Entries follow. Set all of them down as they stand.
= = = = = = =
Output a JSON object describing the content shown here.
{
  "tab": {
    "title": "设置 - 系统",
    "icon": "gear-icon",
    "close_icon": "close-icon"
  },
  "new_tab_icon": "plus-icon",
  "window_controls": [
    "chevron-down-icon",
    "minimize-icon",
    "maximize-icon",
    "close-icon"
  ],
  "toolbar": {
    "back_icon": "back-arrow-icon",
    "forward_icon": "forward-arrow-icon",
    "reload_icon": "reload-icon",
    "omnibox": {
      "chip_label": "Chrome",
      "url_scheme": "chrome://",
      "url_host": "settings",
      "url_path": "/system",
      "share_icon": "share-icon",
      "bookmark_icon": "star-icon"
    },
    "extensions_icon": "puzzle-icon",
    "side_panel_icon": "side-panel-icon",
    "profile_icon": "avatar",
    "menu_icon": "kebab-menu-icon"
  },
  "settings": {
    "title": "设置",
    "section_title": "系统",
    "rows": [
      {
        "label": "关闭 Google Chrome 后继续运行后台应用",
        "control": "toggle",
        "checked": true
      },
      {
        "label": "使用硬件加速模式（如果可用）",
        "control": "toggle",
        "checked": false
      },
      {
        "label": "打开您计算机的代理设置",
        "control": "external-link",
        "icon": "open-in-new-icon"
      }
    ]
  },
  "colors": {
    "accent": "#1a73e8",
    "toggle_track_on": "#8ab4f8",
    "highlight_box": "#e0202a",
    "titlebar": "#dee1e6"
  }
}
= = = = = = =
[Full solution]:
Output a JSON object describing the content shown here.
{
  "tab": {
    "title": "设置 - 系统",
    "icon": "gear-icon",
    "close_icon": "close-icon"
  },
  "new_tab_icon": "plus-icon",
  "window_controls": [
    "chevron-down-icon",
    "minimize-icon",
    "maximize-icon",
    "close-icon"
  ],
  "toolbar": {
    "back_icon": "back-arrow-icon",
    "forward_icon": "forward-arrow-icon",
    "reload_icon": "reload-icon",
    "omnibox": {
      "chip_label": "Chrome",
      "url_scheme": "chrome://",
      "url_host": "settings",
      "url_path": "/system",
      "share_icon": "share-icon",
      "bookmark_icon": "star-icon"
    },
    "extensions_icon": "puzzle-icon",
    "side_panel_icon": "side-panel-icon",
    "profile_icon": "avatar",
    "menu_icon": "kebab-menu-icon"
  },
  "settings": {
    "title": "设置",
    "section_title": "系统",
    "rows": [
      {
        "label": "关闭 Google Chrome 后继续运行后台应用",
        "control": "toggle",
        "checked": true
      },
      {
        "label": "使用硬件加速模式（如果可用）",
        "control": "toggle",
        "checked": false
      },
      {
        "label": "打开您计算机的代理设置",
        "control": "external-link",
        "icon": "open-in-new-icon"
      }
    ]
  },
  "colors": {
    "accent": "#1a73e8",
    "toggle_track_on": "#8ab4f8",
    "highlight_box": "#e0202a",
    "titlebar": "#dee1e6"
  }
}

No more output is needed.